- **Written request**:
Extract all records. Keep each one exact.

- **Data provided**:
········

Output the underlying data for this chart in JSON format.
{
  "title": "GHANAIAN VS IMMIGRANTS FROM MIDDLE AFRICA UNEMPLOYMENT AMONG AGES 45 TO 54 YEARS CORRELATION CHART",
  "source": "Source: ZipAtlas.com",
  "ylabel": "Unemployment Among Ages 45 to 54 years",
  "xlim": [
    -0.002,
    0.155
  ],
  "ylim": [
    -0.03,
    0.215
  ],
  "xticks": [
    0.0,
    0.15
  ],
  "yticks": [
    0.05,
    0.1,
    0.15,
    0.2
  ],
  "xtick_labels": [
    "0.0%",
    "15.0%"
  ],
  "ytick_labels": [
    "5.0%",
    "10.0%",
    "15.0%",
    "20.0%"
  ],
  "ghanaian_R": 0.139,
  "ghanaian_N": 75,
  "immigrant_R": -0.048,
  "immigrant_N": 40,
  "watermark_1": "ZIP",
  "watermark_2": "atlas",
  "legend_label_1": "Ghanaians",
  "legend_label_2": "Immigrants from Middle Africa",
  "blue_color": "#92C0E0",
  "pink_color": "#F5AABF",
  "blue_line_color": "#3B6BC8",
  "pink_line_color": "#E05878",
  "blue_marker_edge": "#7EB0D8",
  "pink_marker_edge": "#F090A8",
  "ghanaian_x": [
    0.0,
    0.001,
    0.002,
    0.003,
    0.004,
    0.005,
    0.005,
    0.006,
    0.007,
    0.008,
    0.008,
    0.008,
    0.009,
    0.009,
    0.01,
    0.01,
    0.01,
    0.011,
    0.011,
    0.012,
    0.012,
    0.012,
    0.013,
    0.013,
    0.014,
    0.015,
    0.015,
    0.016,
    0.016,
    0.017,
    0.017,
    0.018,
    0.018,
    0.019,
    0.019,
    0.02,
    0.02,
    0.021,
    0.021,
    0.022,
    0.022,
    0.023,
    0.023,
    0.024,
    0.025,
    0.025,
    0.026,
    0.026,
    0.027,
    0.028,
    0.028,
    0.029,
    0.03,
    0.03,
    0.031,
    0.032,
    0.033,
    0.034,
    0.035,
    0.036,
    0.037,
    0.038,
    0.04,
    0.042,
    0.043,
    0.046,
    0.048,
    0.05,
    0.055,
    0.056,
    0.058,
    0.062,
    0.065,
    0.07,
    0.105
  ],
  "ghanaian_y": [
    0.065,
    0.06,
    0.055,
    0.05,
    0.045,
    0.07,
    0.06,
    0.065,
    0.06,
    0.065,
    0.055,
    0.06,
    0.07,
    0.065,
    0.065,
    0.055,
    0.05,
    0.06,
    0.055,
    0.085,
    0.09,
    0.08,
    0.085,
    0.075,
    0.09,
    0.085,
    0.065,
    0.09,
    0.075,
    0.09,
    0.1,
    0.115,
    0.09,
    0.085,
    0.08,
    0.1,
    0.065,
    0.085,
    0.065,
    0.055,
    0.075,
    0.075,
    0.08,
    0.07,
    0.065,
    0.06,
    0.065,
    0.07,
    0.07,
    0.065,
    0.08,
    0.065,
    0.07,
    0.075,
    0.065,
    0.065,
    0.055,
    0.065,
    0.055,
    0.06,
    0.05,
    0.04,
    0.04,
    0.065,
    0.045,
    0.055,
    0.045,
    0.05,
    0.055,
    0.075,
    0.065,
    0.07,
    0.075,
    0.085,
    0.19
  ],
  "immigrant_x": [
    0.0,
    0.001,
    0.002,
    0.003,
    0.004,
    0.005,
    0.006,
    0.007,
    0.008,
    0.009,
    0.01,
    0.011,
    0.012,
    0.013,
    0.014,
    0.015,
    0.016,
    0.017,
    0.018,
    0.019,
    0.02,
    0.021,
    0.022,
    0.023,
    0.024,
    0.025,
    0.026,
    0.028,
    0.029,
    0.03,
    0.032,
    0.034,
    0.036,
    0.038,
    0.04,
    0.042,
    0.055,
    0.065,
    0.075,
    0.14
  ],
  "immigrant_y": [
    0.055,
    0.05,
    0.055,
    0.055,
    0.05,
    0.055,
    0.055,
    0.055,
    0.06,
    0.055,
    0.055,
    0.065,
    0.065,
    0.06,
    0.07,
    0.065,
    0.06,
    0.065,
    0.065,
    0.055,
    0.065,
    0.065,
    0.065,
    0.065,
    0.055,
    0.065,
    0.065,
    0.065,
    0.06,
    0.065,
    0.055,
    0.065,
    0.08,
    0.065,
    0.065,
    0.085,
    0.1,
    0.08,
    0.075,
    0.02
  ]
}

········

- **Written response**:
Output the underlying data for this chart in JSON format.
{
  "title": "GHANAIAN VS IMMIGRANTS FROM MIDDLE AFRICA UNEMPLOYMENT AMONG AGES 45 TO 54 YEARS CORRELATION CHART",
  "source": "Source: ZipAtlas.com",
  "ylabel": "Unemployment Among Ages 45 to 54 years",
  "xlim": [
    -0.002,
    0.155
  ],
  "ylim": [
    -0.03,
    0.215
  ],
  "xticks": [
    0.0,
    0.15
  ],
  "yticks": [
    0.05,
    0.1,
    0.15,
    0.2
  ],
  "xtick_labels": [
    "0.0%",
    "15.0%"
  ],
  "ytick_labels": [
    "5.0%",
    "10.0%",
    "15.0%",
    "20.0%"
  ],
  "ghanaian_R": 0.139,
  "ghanaian_N": 75,
  "immigrant_R": -0.048,
  "immigrant_N": 40,
  "watermark_1": "ZIP",
  "watermark_2": "atlas",
  "legend_label_1": "Ghanaians",
  "legend_label_2": "Immigrants from Middle Africa",
  "blue_color": "#92C0E0",
  "pink_color": "#F5AABF",
  "blue_line_color": "#3B6BC8",
  "pink_line_color": "#E05878",
  "blue_marker_edge": "#7EB0D8",
  "pink_marker_edge": "#F090A8",
  "ghanaian_x": [
    0.0,
    0.001,
    0.002,
    0.003,
    0.004,
    0.005,
    0.005,
    0.006,
    0.007,
    0.008,
    0.008,
    0.008,
    0.009,
    0.009,
    0.01,
    0.01,
    0.01,
    0.011,
    0.011,
    0.012,
    0.012,
    0.012,
    0.013,
    0.013,
    0.014,
    0.015,
    0.015,
    0.016,
    0.016,
    0.017,
    0.017,
    0.018,
    0.018,
    0.019,
    0.019,
    0.02,
    0.02,
    0.021,
    0.021,
    0.022,
    0.022,
    0.023,
    0.023,
    0.024,
    0.025,
    0.025,
    0.026,
    0.026,
    0.027,
    0.028,
    0.028,
    0.029,
    0.03,
    0.03,
    0.031,
    0.032,
    0.033,
    0.034,
    0.035,
    0.036,
    0.037,
    0.038,
    0.04,
    0.042,
    0.043,
    0.046,
    0.048,
    0.05,
    0.055,
    0.056,
    0.058,
    0.062,
    0.065,
    0.07,
    0.105
  ],
  "ghanaian_y": [
    0.065,
    0.06,
    0.055,
    0.05,
    0.045,
    0.07,
    0.06,
    0.065,
    0.06,
    0.065,
    0.055,
    0.06,
    0.07,
    0.065,
    0.065,
    0.055,
    0.05,
    0.06,
    0.055,
    0.085,
    0.09,
    0.08,
    0.085,
    0.075,
    0.09,
    0.085,
    0.065,
    0.09,
    0.075,
    0.09,
    0.1,
    0.115,
    0.09,
    0.085,
    0.08,
    0.1,
    0.065,
    0.085,
    0.065,
    0.055,
    0.075,
    0.075,
    0.08,
    0.07,
    0.065,
    0.06,
    0.065,
    0.07,
    0.07,
    0.065,
    0.08,
    0.065,
    0.07,
    0.075,
    0.065,
    0.065,
    0.055,
    0.065,
    0.055,
    0.06,
    0.05,
    0.04,
    0.04,
    0.065,
    0.045,
    0.055,
    0.045,
    0.05,
    0.055,
    0.075,
    0.065,
    0.07,
    0.075,
    0.085,
    0.19
  ],
  "immigrant_x": [
    0.0,
    0.001,
    0.002,
    0.003,
    0.004,
    0.005,
    0.006,
    0.007,
    0.008,
    0.009,
    0.01,
    0.011,
    0.012,
    0.013,
    0.014,
    0.015,
    0.016,
    0.017,
    0.018,
    0.019,
    0.02,
    0.021,
    0.022,
    0.023,
    0.024,
    0.025,
    0.026,
    0.028,
    0.029,
    0.03,
    0.032,
    0.034,
    0.036,
    0.038,
    0.04,
    0.042,
    0.055,
    0.065,
    0.075,
    0.14
  ],
  "immigrant_y": [
    0.055,
    0.05,
    0.055,
    0.055,
    0.05,
    0.055,
    0.055,
    0.055,
    0.06,
    0.055,
    0.055,
    0.065,
    0.065,
    0.06,
    0.07,
    0.065,
    0.06,
    0.065,
    0.065,
    0.055,
    0.065,
    0.065,
    0.065,
    0.065,
    0.055,
    0.065,
    0.065,
    0.065,
    0.06,
    0.065,
    0.055,
    0.065,
    0.08,
    0.065,
    0.065,
    0.085,
    0.1,
    0.08,
    0.075,
    0.02
  ]
}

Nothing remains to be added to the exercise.